## What this task involves
Copy each line below in which the word "убавления" occurs.

## Given information
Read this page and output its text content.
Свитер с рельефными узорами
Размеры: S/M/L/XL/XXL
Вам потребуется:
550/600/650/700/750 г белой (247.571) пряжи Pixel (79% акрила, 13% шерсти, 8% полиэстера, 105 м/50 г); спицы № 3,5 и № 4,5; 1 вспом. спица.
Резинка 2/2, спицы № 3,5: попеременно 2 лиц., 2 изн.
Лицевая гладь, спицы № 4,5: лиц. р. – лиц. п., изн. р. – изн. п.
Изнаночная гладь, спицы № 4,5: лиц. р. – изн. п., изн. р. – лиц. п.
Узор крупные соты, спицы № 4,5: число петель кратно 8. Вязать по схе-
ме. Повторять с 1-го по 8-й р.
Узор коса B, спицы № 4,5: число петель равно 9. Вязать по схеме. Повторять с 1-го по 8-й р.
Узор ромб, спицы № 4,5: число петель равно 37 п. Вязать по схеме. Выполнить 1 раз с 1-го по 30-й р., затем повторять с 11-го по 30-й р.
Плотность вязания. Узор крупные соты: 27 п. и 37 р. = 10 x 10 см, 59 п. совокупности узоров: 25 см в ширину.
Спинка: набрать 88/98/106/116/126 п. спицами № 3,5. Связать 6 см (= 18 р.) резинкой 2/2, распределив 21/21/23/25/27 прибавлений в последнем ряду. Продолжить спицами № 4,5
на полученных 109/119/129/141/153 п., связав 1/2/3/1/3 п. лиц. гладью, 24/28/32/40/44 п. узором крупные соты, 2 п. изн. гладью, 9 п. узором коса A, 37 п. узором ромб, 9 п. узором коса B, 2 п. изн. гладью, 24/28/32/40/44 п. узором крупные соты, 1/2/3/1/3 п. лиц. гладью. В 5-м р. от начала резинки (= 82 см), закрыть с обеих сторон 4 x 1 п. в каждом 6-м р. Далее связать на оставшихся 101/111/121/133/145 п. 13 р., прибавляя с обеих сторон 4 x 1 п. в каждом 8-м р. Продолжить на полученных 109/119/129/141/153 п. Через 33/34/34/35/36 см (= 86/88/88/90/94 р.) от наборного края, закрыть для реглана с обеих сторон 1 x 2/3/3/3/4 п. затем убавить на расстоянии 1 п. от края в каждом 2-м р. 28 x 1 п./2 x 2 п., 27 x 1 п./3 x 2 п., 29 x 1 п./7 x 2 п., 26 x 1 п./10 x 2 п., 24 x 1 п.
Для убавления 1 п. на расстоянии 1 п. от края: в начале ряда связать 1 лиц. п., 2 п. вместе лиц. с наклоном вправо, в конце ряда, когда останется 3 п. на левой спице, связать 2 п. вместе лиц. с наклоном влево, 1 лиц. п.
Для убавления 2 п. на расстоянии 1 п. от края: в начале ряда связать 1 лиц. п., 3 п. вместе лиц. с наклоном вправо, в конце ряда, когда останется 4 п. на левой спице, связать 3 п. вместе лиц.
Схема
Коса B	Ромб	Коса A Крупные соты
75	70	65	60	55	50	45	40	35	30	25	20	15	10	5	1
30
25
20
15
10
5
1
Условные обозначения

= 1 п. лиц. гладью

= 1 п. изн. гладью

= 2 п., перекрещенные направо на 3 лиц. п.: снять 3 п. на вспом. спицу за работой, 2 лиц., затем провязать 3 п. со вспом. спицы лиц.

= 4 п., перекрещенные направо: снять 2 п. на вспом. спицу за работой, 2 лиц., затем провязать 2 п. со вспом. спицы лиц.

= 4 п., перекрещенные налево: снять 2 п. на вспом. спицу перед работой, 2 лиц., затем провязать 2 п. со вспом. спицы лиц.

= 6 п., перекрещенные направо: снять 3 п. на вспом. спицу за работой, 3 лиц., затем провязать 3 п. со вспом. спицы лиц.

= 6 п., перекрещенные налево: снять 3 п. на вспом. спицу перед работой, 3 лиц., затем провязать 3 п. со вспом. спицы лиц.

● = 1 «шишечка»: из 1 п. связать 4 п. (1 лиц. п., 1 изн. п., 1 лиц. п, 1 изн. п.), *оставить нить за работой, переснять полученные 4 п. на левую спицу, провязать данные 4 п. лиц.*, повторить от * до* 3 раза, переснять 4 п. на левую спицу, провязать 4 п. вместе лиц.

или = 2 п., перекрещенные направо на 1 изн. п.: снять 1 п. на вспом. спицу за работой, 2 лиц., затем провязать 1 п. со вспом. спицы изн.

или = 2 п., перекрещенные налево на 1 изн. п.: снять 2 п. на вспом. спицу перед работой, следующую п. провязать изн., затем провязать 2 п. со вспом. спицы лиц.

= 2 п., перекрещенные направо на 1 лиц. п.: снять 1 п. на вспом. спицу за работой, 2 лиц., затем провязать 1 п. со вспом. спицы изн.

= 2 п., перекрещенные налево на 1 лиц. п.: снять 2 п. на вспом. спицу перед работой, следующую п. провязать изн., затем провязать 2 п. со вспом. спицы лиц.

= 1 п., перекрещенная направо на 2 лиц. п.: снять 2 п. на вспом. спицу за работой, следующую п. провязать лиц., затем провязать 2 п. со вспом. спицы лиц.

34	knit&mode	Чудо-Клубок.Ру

## Exercise result
Для убавления 1 п. на расстоянии 1 п. от края: в начале ряда связать 1 лиц. п., 2 п. вместе лиц. с наклоном вправо, в конце ряда, когда останется 3 п. на левой спице, связать 2 п. вместе лиц. с наклоном влево, 1 лиц. п.
Для убавления 2 п. на расстоянии 1 п. от края: в начале ряда связать 1 лиц. п., 3 п. вместе лиц. с наклоном вправо, в конце ряда, когда останется 4 п. на левой спице, связать 3 п. вместе лиц.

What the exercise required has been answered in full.